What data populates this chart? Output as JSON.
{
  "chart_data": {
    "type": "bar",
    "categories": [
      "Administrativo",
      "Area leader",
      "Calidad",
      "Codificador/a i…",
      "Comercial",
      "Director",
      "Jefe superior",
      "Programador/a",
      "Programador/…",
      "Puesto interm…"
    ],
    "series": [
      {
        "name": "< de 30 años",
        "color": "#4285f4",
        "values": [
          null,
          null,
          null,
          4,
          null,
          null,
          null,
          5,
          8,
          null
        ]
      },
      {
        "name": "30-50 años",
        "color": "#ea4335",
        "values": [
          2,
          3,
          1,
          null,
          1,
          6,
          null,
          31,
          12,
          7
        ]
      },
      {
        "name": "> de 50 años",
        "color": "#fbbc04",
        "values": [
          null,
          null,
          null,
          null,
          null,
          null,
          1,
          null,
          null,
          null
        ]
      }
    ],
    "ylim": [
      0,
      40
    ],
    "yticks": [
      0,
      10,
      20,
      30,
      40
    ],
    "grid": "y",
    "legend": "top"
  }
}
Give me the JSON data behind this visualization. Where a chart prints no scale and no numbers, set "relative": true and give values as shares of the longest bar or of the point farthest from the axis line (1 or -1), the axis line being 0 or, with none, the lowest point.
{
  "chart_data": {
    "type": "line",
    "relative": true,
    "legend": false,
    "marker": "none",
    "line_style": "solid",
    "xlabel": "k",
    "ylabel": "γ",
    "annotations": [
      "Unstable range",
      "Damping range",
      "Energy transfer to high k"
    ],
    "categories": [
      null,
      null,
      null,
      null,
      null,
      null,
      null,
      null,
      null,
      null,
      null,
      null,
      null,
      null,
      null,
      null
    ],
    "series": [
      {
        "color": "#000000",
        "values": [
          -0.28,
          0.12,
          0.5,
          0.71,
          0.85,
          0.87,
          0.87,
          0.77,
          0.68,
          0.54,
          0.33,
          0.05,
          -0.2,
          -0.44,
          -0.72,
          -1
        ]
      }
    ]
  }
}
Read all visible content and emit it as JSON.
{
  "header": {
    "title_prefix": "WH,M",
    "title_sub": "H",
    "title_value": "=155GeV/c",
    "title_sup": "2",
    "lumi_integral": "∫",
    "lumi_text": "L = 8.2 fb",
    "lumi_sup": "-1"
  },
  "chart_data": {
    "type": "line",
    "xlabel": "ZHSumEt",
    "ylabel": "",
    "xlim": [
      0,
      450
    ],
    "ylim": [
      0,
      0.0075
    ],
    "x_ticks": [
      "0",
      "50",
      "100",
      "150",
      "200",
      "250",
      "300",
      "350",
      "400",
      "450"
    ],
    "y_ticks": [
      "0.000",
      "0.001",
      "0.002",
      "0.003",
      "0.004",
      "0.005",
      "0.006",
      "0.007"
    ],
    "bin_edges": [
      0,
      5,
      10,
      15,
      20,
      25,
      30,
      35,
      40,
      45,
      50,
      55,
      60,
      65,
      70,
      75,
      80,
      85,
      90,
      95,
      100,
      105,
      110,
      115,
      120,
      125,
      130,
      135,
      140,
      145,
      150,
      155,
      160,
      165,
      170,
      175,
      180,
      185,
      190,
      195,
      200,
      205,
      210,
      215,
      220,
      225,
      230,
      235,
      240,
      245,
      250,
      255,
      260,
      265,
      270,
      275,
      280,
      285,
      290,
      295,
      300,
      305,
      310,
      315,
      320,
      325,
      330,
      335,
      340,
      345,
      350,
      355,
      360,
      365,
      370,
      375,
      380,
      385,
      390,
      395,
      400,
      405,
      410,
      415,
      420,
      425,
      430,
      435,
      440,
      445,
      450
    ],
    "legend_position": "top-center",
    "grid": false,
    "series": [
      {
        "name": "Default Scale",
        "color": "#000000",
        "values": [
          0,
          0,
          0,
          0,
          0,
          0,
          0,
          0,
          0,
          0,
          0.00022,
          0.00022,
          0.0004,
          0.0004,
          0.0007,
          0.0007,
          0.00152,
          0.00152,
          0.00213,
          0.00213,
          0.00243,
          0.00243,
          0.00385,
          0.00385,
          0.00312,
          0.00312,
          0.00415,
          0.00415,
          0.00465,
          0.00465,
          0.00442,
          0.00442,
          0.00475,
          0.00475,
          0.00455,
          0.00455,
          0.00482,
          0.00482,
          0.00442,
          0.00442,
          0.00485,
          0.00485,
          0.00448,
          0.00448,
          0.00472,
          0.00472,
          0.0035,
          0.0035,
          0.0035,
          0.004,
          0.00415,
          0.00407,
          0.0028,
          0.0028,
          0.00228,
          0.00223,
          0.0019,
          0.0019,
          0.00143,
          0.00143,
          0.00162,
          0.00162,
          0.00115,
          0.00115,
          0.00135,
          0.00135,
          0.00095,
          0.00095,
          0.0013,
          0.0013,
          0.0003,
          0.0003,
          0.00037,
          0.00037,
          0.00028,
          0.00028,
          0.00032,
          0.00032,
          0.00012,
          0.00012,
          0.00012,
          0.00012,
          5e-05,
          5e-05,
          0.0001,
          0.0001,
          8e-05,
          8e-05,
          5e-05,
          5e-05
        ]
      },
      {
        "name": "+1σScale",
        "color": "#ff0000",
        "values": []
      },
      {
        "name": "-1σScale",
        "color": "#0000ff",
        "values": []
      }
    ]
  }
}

· · · · ·

# What the task requires
Using the listing above, reproduce each line without omission.

# The response
What data populates this chart? Output as JSON.
{
  "chart_data": {
    "type": "bar",
    "categories": [
      "Administrativo",
      "Area leader",
      "Calidad",
      "Codificador/a i…",
      "Comercial",
      "Director",
      "Jefe superior",
      "Programador/a",
      "Programador/…",
      "Puesto interm…"
    ],
    "series": [
      {
        "name": "< de 30 años",
        "color": "#4285f4",
        "values": [
          null,
          null,
          null,
          4,
          null,
          null,
          null,
          5,
          8,
          null
        ]
      },
      {
        "name": "30-50 años",
        "color": "#ea4335",
        "values": [
          2,
          3,
          1,
          null,
          1,
          6,
          null,
          31,
          12,
          7
        ]
      },
      {
        "name": "> de 50 años",
        "color": "#fbbc04",
        "values": [
          null,
          null,
          null,
          null,
          null,
          null,
          1,
          null,
          null,
          null
        ]
      }
    ],
    "ylim": [
      0,
      40
    ],
    "yticks": [
      0,
      10,
      20,
      30,
      40
    ],
    "grid": "y",
    "legend": "top"
  }
}
Give me the JSON data behind this visualization. Where a chart prints no scale and no numbers, set "relative": true and give values as shares of the longest bar or of the point farthest from the axis line (1 or -1), the axis line being 0 or, with none, the lowest point.
{
  "chart_data": {
    "type": "line",
    "relative": true,
    "legend": false,
    "marker": "none",
    "line_style": "solid",
    "xlabel": "k",
    "ylabel": "γ",
    "annotations": [
      "Unstable range",
      "Damping range",
      "Energy transfer to high k"
    ],
    "categories": [
      null,
      null,
      null,
      null,
      null,
      null,
      null,
      null,
      null,
      null,
      null,
      null,
      null,
      null,
      null,
      null
    ],
    "series": [
      {
        "color": "#000000",
        "values": [
          -0.28,
          0.12,
          0.5,
          0.71,
          0.85,
          0.87,
          0.87,
          0.77,
          0.68,
          0.54,
          0.33,
          0.05,
          -0.2,
          -0.44,
          -0.72,
          -1
        ]
      }
    ]
  }
}
Read all visible content and emit it as JSON.
{
  "header": {
    "title_prefix": "WH,M",
    "title_sub": "H",
    "title_value": "=155GeV/c",
    "title_sup": "2",
    "lumi_integral": "∫",
    "lumi_text": "L = 8.2 fb",
    "lumi_sup": "-1"
  },
  "chart_data": {
    "type": "line",
    "xlabel": "ZHSumEt",
    "ylabel": "",
    "xlim": [
      0,
      450
    ],
    "ylim": [
      0,
      0.0075
    ],
    "x_ticks": [
      "0",
      "50",
      "100",
      "150",
      "200",
      "250",
      "300",
      "350",
      "400",
      "450"
    ],
    "y_ticks": [
      "0.000",
      "0.001",
      "0.002",
      "0.003",
      "0.004",
      "0.005",
      "0.006",
      "0.007"
    ],
    "bin_edges": [
      0,
      5,
      10,
      15,
      20,
      25,
      30,
      35,
      40,
      45,
      50,
      55,
      60,
      65,
      70,
      75,
      80,
      85,
      90,
      95,
      100,
      105,
      110,
      115,
      120,
      125,
      130,
      135,
      140,
      145,
      150,
      155,
      160,
      165,
      170,
      175,
      180,
      185,
      190,
      195,
      200,
      205,
      210,
      215,
      220,
      225,
      230,
      235,
      240,
      245,
      250,
      255,
      260,
      265,
      270,
      275,
      280,
      285,
      290,
      295,
      300,
      305,
      310,
      315,
      320,
      325,
      330,
      335,
      340,
      345,
      350,
      355,
      360,
      365,
      370,
      375,
      380,
      385,
      390,
      395,
      400,
      405,
      410,
      415,
      420,
      425,
      430,
      435,
      440,
      445,
      450
    ],
    "legend_position": "top-center",
    "grid": false,
    "series": [
      {
        "name": "Default Scale",
        "color": "#000000",
        "values": [
          0,
          0,
          0,
          0,
          0,
          0,
          0,
          0,
          0,
          0,
          0.00022,
          0.00022,
          0.0004,
          0.0004,
          0.0007,
          0.0007,
          0.00152,
          0.00152,
          0.00213,
          0.00213,
          0.00243,
          0.00243,
          0.00385,
          0.00385,
          0.00312,
          0.00312,
          0.00415,
          0.00415,
          0.00465,
          0.00465,
          0.00442,
          0.00442,
          0.00475,
          0.00475,
          0.00455,
          0.00455,
          0.00482,
          0.00482,
          0.00442,
          0.00442,
          0.00485,
          0.00485,
          0.00448,
          0.00448,
          0.00472,
          0.00472,
          0.0035,
          0.0035,
          0.0035,
          0.004,
          0.00415,
          0.00407,
          0.0028,
          0.0028,
          0.00228,
          0.00223,
          0.0019,
          0.0019,
          0.00143,
          0.00143,
          0.00162,
          0.00162,
          0.00115,
          0.00115,
          0.00135,
          0.00135,
          0.00095,
          0.00095,
          0.0013,
          0.0013,
          0.0003,
          0.0003,
          0.00037,
          0.00037,
          0.00028,
          0.00028,
          0.00032,
          0.00032,
          0.00012,
          0.00012,
          0.00012,
          0.00012,
          5e-05,
          5e-05,
          0.0001,
          0.0001,
          8e-05,
          8e-05,
          5e-05,
          5e-05
        ]
      },
      {
        "name": "+1σScale",
        "color": "#ff0000",
        "values": []
      },
      {
        "name": "-1σScale",
        "color": "#0000ff",
        "values": []
      }
    ]
  }
}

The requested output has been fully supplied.